● **Source records**
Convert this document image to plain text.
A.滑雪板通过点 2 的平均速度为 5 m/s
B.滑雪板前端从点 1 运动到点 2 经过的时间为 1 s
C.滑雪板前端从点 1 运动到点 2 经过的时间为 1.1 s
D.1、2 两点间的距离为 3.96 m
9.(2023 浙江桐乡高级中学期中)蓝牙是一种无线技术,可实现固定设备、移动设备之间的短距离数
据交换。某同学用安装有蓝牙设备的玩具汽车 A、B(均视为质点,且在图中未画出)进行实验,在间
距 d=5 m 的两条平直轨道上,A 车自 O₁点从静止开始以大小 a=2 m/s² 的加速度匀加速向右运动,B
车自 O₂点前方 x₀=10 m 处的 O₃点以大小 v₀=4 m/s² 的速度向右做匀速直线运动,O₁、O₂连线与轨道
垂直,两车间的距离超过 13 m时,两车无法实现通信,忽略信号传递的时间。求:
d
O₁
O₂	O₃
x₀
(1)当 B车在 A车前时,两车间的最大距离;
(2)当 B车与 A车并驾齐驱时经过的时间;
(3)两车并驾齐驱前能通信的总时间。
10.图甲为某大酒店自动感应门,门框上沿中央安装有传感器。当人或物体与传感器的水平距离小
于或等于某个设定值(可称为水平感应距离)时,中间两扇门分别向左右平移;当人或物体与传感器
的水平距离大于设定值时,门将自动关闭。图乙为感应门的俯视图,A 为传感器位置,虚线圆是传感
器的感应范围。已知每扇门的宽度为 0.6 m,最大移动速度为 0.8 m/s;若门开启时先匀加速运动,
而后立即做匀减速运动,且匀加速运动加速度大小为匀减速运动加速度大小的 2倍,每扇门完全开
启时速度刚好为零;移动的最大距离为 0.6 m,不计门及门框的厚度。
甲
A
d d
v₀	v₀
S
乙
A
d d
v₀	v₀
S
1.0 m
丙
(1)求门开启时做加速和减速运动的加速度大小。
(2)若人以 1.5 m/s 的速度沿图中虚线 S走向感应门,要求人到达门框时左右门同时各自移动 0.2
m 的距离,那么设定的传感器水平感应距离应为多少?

● **Your instructions**
Wherever the word "滑雪板前端从点" occurs in a line of the listing, copy that line.

● **Written answer**
B.滑雪板前端从点 1 运动到点 2 经过的时间为 1 s
C.滑雪板前端从点 1 运动到点 2 经过的时间为 1.1 s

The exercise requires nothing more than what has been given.